Aim: Reproduce the listing that follows with no differences at all.

(Records from a dataset)
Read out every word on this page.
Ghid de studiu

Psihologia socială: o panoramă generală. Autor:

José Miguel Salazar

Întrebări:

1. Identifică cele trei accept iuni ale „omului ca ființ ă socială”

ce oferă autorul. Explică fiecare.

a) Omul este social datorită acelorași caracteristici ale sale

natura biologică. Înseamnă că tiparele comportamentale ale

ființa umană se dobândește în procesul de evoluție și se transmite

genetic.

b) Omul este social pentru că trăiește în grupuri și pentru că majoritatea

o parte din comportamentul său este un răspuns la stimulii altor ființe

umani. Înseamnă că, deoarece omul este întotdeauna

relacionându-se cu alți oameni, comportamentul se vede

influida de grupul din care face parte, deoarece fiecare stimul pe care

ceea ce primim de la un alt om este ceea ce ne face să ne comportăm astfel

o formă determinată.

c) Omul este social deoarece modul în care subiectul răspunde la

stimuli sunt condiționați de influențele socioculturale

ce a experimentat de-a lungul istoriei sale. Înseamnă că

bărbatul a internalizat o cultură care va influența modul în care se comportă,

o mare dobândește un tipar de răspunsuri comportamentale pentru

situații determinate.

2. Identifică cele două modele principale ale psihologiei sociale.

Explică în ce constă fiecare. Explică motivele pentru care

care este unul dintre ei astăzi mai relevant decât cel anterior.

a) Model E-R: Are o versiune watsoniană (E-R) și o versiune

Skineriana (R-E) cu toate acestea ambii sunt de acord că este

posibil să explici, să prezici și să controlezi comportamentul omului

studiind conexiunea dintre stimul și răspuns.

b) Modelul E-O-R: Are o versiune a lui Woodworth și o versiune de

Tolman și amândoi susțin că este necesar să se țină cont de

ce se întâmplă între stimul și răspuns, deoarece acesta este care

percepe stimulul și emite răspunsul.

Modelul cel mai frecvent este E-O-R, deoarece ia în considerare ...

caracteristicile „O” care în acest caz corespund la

Complete output:
Read out every word on this page.
Ghid de studiu

Psihologia socială: o panoramă generală. Autor:

José Miguel Salazar

Întrebări:

1. Identifică cele trei accept iuni ale „omului ca ființ ă socială”

ce oferă autorul. Explică fiecare.

a) Omul este social datorită acelorași caracteristici ale sale

natura biologică. Înseamnă că tiparele comportamentale ale

ființa umană se dobândește în procesul de evoluție și se transmite

genetic.

b) Omul este social pentru că trăiește în grupuri și pentru că majoritatea

o parte din comportamentul său este un răspuns la stimulii altor ființe

umani. Înseamnă că, deoarece omul este întotdeauna

relacionându-se cu alți oameni, comportamentul se vede

influida de grupul din care face parte, deoarece fiecare stimul pe care

ceea ce primim de la un alt om este ceea ce ne face să ne comportăm astfel

o formă determinată.

c) Omul este social deoarece modul în care subiectul răspunde la

stimuli sunt condiționați de influențele socioculturale

ce a experimentat de-a lungul istoriei sale. Înseamnă că

bărbatul a internalizat o cultură care va influența modul în care se comportă,

o mare dobândește un tipar de răspunsuri comportamentale pentru

situații determinate.

2. Identifică cele două modele principale ale psihologiei sociale.

Explică în ce constă fiecare. Explică motivele pentru care

care este unul dintre ei astăzi mai relevant decât cel anterior.

a) Model E-R: Are o versiune watsoniană (E-R) și o versiune

Skineriana (R-E) cu toate acestea ambii sunt de acord că este

posibil să explici, să prezici și să controlezi comportamentul omului

studiind conexiunea dintre stimul și răspuns.

b) Modelul E-O-R: Are o versiune a lui Woodworth și o versiune de

Tolman și amândoi susțin că este necesar să se țină cont de

ce se întâmplă între stimul și răspuns, deoarece acesta este care

percepe stimulul și emite răspunsul.

Modelul cel mai frecvent este E-O-R, deoarece ia în considerare ...

caracteristicile „O” care în acest caz corespund la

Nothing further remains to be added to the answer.